----- Raw records

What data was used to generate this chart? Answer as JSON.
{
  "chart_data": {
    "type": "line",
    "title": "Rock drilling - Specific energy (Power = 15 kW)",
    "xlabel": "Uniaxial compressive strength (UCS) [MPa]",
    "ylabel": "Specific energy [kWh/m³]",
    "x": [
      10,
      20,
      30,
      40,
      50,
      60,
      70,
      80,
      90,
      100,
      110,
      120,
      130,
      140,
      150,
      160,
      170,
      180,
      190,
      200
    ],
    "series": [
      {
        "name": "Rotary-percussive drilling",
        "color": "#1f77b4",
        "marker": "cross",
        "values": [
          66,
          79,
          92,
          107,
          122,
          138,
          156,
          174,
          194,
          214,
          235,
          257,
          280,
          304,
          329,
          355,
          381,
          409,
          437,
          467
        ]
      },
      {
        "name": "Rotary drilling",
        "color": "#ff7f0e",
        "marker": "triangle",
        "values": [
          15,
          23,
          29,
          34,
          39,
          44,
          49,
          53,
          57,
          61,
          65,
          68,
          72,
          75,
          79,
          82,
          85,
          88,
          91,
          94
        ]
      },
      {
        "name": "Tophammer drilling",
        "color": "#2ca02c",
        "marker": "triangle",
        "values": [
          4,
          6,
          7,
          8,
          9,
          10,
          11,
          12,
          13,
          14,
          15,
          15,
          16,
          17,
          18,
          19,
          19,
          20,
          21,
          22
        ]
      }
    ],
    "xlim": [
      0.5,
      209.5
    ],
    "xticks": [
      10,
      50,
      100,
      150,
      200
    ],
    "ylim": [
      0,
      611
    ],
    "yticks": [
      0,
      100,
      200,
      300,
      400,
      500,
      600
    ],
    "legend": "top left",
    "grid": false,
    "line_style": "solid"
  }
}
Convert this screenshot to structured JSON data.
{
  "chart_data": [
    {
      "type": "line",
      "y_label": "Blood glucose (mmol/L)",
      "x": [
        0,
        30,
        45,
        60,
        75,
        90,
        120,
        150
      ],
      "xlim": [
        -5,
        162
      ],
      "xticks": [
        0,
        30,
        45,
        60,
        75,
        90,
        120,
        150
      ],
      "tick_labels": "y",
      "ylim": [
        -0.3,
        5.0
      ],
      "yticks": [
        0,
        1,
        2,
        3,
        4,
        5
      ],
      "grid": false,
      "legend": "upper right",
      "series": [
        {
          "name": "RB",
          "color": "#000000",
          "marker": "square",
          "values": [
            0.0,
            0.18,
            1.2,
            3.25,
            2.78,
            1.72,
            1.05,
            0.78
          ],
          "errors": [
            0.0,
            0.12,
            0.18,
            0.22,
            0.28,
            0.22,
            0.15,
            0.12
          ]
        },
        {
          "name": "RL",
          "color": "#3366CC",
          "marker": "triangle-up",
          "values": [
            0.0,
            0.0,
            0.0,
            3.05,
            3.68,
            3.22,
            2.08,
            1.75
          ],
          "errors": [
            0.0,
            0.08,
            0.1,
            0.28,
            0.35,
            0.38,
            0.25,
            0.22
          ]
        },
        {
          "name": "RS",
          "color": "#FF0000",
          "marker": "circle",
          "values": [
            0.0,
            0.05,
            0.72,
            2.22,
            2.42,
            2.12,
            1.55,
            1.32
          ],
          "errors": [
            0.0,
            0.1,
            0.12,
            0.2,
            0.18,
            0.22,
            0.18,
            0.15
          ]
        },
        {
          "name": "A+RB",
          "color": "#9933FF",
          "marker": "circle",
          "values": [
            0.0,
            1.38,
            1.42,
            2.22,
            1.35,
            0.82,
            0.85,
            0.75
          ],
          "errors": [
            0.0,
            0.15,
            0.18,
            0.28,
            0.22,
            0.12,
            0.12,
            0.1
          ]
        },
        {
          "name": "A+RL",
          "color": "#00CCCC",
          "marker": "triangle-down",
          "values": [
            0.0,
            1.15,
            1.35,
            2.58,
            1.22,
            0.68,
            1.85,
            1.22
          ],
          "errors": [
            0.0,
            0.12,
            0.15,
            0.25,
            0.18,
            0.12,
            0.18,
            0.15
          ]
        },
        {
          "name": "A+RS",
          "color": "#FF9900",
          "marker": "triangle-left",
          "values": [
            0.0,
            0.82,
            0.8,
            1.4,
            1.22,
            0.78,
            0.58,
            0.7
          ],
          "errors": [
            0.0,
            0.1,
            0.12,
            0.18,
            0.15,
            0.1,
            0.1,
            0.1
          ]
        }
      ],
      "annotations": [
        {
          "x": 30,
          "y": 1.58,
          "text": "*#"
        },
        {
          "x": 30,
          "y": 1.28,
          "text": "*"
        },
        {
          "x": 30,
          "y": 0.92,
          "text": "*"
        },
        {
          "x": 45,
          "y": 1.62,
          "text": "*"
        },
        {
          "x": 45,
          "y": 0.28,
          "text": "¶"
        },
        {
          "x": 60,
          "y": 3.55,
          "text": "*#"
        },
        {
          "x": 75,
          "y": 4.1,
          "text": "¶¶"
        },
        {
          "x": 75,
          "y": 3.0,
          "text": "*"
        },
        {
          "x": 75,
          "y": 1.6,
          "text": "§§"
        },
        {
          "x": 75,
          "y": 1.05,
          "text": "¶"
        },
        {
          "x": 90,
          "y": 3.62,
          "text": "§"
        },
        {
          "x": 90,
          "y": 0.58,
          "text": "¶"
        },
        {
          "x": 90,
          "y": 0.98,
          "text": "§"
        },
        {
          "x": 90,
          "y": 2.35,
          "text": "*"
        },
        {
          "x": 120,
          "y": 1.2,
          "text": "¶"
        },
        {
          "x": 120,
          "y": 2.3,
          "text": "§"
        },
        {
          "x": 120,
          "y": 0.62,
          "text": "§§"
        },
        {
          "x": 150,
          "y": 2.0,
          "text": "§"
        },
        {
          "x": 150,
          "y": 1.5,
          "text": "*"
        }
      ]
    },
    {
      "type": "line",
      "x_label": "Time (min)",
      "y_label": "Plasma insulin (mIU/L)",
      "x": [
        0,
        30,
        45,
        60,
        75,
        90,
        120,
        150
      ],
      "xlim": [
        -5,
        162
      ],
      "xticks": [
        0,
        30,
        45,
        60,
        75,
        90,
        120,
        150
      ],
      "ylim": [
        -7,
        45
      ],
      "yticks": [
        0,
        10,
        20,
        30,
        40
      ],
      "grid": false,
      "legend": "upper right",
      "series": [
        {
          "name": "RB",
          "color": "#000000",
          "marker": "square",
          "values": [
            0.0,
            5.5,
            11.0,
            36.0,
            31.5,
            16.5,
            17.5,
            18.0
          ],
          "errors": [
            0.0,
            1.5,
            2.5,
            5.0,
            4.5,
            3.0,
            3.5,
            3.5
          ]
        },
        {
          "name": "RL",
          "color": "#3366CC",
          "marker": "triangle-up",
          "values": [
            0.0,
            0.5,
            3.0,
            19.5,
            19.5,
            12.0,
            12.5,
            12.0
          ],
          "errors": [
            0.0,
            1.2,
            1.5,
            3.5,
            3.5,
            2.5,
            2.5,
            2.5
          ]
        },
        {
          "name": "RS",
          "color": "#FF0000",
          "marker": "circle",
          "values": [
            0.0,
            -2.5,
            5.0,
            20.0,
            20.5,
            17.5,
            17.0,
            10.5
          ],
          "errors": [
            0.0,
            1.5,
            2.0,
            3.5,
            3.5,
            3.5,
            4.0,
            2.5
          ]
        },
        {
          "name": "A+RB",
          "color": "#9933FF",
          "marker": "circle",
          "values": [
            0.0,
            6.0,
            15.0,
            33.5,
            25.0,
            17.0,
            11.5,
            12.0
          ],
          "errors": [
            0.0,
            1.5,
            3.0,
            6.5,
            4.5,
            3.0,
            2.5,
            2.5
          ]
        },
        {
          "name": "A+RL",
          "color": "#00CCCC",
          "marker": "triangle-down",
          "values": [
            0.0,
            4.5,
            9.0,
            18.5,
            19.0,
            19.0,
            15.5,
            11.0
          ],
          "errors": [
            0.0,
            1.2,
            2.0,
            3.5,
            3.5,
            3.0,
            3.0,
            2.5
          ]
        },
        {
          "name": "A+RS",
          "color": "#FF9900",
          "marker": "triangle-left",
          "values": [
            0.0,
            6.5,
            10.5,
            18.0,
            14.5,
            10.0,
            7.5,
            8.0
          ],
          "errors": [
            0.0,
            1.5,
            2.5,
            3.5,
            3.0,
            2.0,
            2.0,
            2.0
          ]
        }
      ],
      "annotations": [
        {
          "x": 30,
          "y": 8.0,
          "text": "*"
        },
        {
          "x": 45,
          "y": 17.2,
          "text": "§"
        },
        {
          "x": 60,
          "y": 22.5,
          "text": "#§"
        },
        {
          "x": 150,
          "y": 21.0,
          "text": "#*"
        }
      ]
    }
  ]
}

----------

Exercise requirements: In the entries above, find each line with the string "JSON" and copy it.

Solution to this task:
What data was used to generate this chart? Answer as JSON.
Convert this screenshot to structured JSON data.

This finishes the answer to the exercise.